(Dataset excerpt)
------------------------

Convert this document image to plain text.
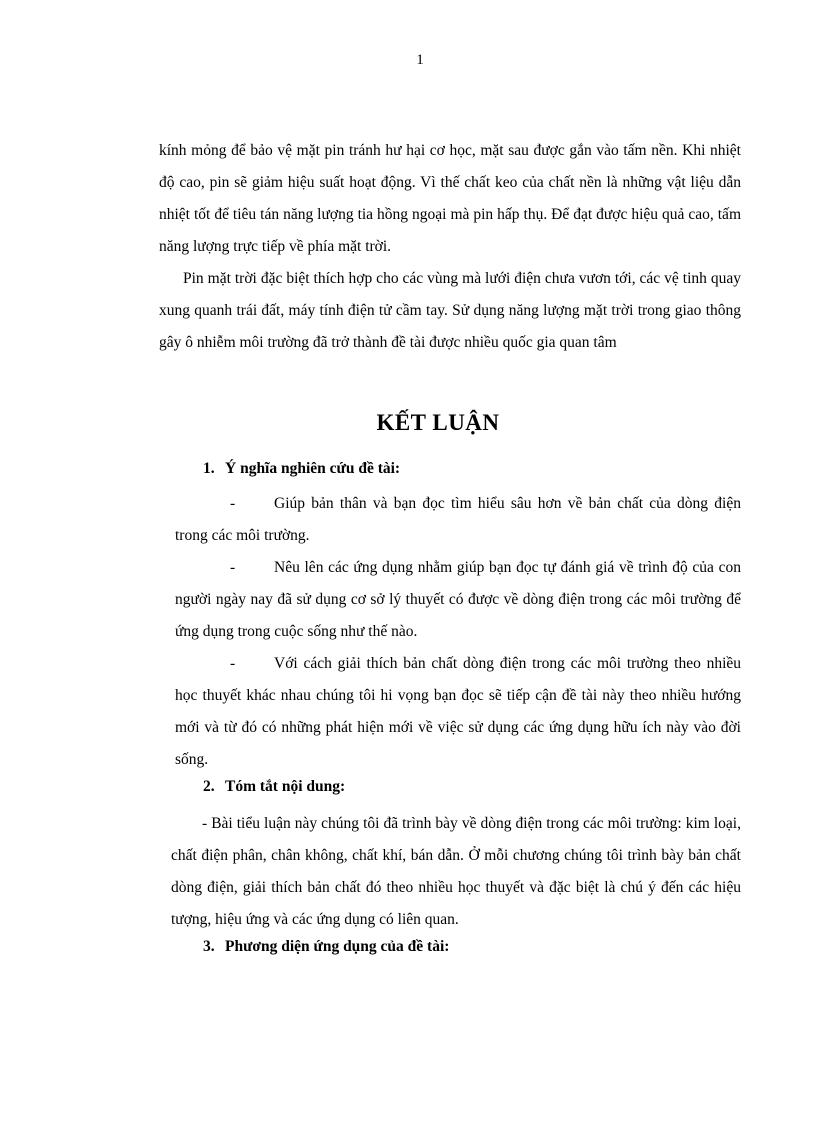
1

kính mỏng để bảo vệ mặt pin tránh hư hại cơ học, mặt sau được gắn vào tấm nền. Khi nhiệt độ cao, pin sẽ giảm hiệu suất hoạt động. Vì thế chất keo của chất nền là những vật liệu dẫn nhiệt tốt để tiêu tán năng lượng tia hồng ngoại mà pin hấp thụ. Để đạt được hiệu quả cao, tấm năng lượng trực tiếp về phía mặt trời.

Pin mặt trời đặc biệt thích hợp cho các vùng mà lưới điện chưa vươn tới, các vệ tinh quay xung quanh trái đất, máy tính điện tử cầm tay. Sử dụng năng lượng mặt trời trong giao thông gây ô nhiễm môi trường đã trở thành đề tài được nhiều quốc gia quan tâm

KẾT LUẬN
1. Ý nghĩa nghiên cứu đề tài:

-	Giúp bản thân và bạn đọc tìm hiểu sâu hơn về bản chất của dòng điện trong các môi trường.

-	Nêu lên các ứng dụng nhằm giúp bạn đọc tự đánh giá về trình độ của con người ngày nay đã sử dụng cơ sở lý thuyết có được về dòng điện trong các môi trường để ứng dụng trong cuộc sống như thế nào.

-	Với cách giải thích bản chất dòng điện trong các môi trường theo nhiều học thuyết khác nhau chúng tôi hi vọng bạn đọc sẽ tiếp cận đề tài này theo nhiều hướng mới và từ đó có những phát hiện mới về việc sử dụng các ứng dụng hữu ích này vào đời sống.

2. Tóm tắt nội dung:

- Bài tiểu luận này chúng tôi đã trình bày về dòng điện trong các môi trường: kim loại, chất điện phân, chân không, chất khí, bán dẫn. Ở mỗi chương chúng tôi trình bày bản chất dòng điện, giải thích bản chất đó theo nhiều học thuyết và đặc biệt là chú ý đến các hiệu tượng, hiệu ứng và các ứng dụng có liên quan.

3. Phương diện ứng dụng của đề tài:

------------------------

PROBLEM STATEMENT: Copy every line of the data exactly as written, excluding the pictures.

RIGHT ANSWER:
Convert this document image to plain text.
1

kính mỏng để bảo vệ mặt pin tránh hư hại cơ học, mặt sau được gắn vào tấm nền. Khi nhiệt độ cao, pin sẽ giảm hiệu suất hoạt động. Vì thế chất keo của chất nền là những vật liệu dẫn nhiệt tốt để tiêu tán năng lượng tia hồng ngoại mà pin hấp thụ. Để đạt được hiệu quả cao, tấm năng lượng trực tiếp về phía mặt trời.

Pin mặt trời đặc biệt thích hợp cho các vùng mà lưới điện chưa vươn tới, các vệ tinh quay xung quanh trái đất, máy tính điện tử cầm tay. Sử dụng năng lượng mặt trời trong giao thông gây ô nhiễm môi trường đã trở thành đề tài được nhiều quốc gia quan tâm

KẾT LUẬN
1. Ý nghĩa nghiên cứu đề tài:

-	Giúp bản thân và bạn đọc tìm hiểu sâu hơn về bản chất của dòng điện trong các môi trường.

-	Nêu lên các ứng dụng nhằm giúp bạn đọc tự đánh giá về trình độ của con người ngày nay đã sử dụng cơ sở lý thuyết có được về dòng điện trong các môi trường để ứng dụng trong cuộc sống như thế nào.

-	Với cách giải thích bản chất dòng điện trong các môi trường theo nhiều học thuyết khác nhau chúng tôi hi vọng bạn đọc sẽ tiếp cận đề tài này theo nhiều hướng mới và từ đó có những phát hiện mới về việc sử dụng các ứng dụng hữu ích này vào đời sống.

2. Tóm tắt nội dung:

- Bài tiểu luận này chúng tôi đã trình bày về dòng điện trong các môi trường: kim loại, chất điện phân, chân không, chất khí, bán dẫn. Ở mỗi chương chúng tôi trình bày bản chất dòng điện, giải thích bản chất đó theo nhiều học thuyết và đặc biệt là chú ý đến các hiệu tượng, hiệu ứng và các ứng dụng có liên quan.

3. Phương diện ứng dụng của đề tài:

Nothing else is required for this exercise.